----- SUPPLIED RECORDS

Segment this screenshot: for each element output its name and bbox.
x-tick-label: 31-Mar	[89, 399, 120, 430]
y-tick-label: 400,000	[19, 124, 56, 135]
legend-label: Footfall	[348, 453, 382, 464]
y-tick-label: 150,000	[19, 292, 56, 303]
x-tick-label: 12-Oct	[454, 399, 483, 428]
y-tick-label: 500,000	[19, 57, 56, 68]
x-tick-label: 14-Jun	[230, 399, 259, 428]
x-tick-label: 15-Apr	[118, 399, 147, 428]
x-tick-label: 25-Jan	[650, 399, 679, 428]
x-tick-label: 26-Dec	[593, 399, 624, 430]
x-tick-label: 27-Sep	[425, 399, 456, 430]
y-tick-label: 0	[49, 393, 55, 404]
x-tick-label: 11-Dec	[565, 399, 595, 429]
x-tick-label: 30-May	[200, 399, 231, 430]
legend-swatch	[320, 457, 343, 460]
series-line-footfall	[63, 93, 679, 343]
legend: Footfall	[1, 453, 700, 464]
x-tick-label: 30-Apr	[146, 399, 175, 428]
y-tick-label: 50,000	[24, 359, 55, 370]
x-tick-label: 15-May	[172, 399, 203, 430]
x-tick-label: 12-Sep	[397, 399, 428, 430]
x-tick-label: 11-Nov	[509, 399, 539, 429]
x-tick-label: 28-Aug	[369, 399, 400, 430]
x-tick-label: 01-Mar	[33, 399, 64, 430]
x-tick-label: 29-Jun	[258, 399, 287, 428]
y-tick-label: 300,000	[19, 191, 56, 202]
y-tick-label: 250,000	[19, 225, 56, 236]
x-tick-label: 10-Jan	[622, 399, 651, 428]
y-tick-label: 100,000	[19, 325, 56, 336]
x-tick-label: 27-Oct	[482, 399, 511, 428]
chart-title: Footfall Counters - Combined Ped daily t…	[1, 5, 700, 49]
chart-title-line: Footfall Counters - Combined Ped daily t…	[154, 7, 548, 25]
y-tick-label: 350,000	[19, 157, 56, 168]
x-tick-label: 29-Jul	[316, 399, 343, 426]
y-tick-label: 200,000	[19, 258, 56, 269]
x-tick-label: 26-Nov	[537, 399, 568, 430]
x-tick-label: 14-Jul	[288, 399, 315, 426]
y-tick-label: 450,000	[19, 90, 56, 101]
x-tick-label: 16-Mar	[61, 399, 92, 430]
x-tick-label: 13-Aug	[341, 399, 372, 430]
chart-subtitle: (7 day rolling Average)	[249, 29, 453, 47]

----------

Please print all of the material above again, line for line, with no changes.

Segment this screenshot: for each element output its name and bbox.
x-tick-label: 31-Mar	[89, 399, 120, 430]
y-tick-label: 400,000	[19, 124, 56, 135]
legend-label: Footfall	[348, 453, 382, 464]
y-tick-label: 150,000	[19, 292, 56, 303]
x-tick-label: 12-Oct	[454, 399, 483, 428]
y-tick-label: 500,000	[19, 57, 56, 68]
x-tick-label: 14-Jun	[230, 399, 259, 428]
x-tick-label: 15-Apr	[118, 399, 147, 428]
x-tick-label: 25-Jan	[650, 399, 679, 428]
x-tick-label: 26-Dec	[593, 399, 624, 430]
x-tick-label: 27-Sep	[425, 399, 456, 430]
y-tick-label: 0	[49, 393, 55, 404]
x-tick-label: 11-Dec	[565, 399, 595, 429]
x-tick-label: 30-May	[200, 399, 231, 430]
legend-swatch	[320, 457, 343, 460]
series-line-footfall	[63, 93, 679, 343]
legend: Footfall	[1, 453, 700, 464]
x-tick-label: 30-Apr	[146, 399, 175, 428]
y-tick-label: 50,000	[24, 359, 55, 370]
x-tick-label: 15-May	[172, 399, 203, 430]
x-tick-label: 12-Sep	[397, 399, 428, 430]
x-tick-label: 11-Nov	[509, 399, 539, 429]
x-tick-label: 28-Aug	[369, 399, 400, 430]
x-tick-label: 01-Mar	[33, 399, 64, 430]
x-tick-label: 29-Jun	[258, 399, 287, 428]
y-tick-label: 300,000	[19, 191, 56, 202]
y-tick-label: 250,000	[19, 225, 56, 236]
x-tick-label: 10-Jan	[622, 399, 651, 428]
y-tick-label: 100,000	[19, 325, 56, 336]
x-tick-label: 27-Oct	[482, 399, 511, 428]
chart-title: Footfall Counters - Combined Ped daily t…	[1, 5, 700, 49]
chart-title-line: Footfall Counters - Combined Ped daily t…	[154, 7, 548, 25]
y-tick-label: 350,000	[19, 157, 56, 168]
x-tick-label: 29-Jul	[316, 399, 343, 426]
y-tick-label: 200,000	[19, 258, 56, 269]
x-tick-label: 26-Nov	[537, 399, 568, 430]
x-tick-label: 14-Jul	[288, 399, 315, 426]
y-tick-label: 450,000	[19, 90, 56, 101]
x-tick-label: 16-Mar	[61, 399, 92, 430]
x-tick-label: 13-Aug	[341, 399, 372, 430]
chart-subtitle: (7 day rolling Average)	[249, 29, 453, 47]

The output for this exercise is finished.